§ **TASK TO CARRY OUT**: From the listing below, extract every line in which the word "consisted" appears.

§ **SUPPLIED DATA**:

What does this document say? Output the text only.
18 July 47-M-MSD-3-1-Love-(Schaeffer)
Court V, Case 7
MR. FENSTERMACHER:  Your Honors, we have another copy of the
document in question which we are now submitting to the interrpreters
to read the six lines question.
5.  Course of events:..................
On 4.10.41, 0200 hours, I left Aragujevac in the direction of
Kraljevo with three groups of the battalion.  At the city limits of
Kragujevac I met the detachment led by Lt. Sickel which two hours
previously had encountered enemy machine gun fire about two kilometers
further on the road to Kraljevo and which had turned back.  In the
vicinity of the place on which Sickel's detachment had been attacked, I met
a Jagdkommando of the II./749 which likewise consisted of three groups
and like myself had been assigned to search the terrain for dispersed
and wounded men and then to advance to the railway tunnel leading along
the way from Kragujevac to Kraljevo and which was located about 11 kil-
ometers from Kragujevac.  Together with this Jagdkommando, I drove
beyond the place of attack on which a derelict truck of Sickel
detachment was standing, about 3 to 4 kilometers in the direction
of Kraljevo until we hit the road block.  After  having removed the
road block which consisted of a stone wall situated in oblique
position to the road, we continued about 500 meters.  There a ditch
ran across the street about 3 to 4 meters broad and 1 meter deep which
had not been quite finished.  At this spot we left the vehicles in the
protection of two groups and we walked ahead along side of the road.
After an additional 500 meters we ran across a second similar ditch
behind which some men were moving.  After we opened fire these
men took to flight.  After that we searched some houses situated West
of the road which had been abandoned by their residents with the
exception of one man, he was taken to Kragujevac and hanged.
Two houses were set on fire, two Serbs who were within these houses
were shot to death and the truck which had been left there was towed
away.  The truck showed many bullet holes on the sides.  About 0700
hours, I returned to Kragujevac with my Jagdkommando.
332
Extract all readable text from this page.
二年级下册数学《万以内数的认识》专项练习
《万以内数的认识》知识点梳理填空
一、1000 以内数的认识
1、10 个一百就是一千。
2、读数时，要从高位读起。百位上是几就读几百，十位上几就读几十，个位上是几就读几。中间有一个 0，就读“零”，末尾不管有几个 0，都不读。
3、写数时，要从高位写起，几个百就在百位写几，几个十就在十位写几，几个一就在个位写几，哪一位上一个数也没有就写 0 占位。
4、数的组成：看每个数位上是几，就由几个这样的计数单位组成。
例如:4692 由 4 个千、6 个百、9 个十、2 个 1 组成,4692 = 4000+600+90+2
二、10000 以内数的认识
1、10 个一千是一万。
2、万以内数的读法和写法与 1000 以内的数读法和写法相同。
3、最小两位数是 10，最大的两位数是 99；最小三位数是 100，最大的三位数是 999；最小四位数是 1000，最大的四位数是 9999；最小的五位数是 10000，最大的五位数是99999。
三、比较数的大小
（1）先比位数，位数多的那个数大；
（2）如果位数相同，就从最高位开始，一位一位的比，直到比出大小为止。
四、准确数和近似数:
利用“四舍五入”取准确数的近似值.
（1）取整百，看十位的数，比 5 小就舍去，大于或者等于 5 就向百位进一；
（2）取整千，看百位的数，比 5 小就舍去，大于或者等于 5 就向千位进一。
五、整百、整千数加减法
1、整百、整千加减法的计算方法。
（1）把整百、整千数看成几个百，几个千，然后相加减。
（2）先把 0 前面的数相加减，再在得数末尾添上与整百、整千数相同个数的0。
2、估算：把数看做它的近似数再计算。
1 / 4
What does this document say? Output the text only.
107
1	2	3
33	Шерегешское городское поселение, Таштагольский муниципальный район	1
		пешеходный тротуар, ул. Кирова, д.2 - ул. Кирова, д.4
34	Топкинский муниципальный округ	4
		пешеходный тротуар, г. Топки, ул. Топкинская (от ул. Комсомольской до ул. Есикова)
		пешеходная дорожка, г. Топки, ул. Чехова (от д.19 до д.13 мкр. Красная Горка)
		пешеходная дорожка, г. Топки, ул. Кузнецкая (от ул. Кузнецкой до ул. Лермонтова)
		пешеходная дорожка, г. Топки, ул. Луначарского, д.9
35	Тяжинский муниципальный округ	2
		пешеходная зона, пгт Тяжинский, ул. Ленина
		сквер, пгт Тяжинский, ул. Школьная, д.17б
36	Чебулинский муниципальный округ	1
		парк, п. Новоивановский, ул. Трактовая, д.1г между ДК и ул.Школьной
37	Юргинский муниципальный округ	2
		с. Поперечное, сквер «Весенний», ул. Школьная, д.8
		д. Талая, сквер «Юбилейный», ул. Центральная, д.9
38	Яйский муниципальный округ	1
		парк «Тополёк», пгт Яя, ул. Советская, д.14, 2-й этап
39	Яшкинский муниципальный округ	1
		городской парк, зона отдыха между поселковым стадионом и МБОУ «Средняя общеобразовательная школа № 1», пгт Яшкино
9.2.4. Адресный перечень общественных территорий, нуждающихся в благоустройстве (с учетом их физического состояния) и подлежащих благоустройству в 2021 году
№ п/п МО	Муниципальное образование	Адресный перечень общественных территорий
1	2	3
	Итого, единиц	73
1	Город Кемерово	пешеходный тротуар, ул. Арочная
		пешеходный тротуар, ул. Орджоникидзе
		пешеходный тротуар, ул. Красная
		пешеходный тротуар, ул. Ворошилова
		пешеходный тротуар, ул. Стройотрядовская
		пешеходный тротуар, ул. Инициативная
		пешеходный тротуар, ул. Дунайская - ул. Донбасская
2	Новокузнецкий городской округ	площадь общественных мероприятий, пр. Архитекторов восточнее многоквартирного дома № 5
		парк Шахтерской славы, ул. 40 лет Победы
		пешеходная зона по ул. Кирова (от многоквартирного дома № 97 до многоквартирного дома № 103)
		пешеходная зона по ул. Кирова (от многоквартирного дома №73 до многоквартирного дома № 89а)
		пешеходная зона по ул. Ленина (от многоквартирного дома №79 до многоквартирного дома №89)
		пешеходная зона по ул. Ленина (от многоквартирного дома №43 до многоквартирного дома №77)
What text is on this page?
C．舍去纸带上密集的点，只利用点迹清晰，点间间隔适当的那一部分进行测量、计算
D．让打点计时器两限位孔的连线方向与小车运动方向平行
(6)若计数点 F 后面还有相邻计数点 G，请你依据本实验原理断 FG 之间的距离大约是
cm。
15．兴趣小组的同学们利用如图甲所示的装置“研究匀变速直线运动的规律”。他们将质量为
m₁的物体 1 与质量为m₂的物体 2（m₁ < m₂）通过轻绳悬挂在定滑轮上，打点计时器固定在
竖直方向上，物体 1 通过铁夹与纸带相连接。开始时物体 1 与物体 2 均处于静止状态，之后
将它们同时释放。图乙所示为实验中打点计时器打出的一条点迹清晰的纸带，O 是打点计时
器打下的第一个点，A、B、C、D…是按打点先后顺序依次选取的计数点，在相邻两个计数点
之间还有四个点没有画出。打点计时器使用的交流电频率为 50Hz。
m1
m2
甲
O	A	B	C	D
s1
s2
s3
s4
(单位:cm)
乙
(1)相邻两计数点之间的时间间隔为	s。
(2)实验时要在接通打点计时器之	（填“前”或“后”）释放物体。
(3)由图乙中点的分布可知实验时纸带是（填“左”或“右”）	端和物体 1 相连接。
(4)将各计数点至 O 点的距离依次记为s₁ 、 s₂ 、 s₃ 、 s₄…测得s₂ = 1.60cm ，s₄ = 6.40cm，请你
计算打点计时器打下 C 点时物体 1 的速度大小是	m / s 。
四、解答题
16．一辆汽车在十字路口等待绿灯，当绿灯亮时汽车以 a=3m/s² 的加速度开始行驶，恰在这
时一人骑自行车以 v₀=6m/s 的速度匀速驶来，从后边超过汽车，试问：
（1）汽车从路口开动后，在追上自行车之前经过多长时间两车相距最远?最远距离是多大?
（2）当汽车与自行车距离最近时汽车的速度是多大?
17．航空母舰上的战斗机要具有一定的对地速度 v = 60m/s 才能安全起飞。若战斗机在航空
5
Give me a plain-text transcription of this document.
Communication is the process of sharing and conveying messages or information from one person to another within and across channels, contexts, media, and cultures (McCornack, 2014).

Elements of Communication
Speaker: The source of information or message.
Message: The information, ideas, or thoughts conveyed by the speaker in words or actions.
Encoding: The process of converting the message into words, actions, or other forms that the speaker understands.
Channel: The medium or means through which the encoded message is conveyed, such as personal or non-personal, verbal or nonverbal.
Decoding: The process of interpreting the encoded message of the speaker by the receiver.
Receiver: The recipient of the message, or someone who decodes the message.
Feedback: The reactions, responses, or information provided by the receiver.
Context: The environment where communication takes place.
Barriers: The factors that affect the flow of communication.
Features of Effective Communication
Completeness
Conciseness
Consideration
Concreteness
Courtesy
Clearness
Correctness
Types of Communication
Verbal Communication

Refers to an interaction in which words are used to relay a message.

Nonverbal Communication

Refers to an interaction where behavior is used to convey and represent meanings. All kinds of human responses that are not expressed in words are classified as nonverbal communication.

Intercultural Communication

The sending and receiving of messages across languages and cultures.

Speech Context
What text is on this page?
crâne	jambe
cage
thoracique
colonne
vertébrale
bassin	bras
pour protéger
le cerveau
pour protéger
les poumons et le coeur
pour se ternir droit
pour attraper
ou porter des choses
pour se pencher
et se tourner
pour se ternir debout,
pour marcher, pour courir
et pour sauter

§ **ANSWER BELOW**:
a Jagdkommando of the II./749 which likewise consisted of three groups
road block which consisted of a stone wall situated in oblique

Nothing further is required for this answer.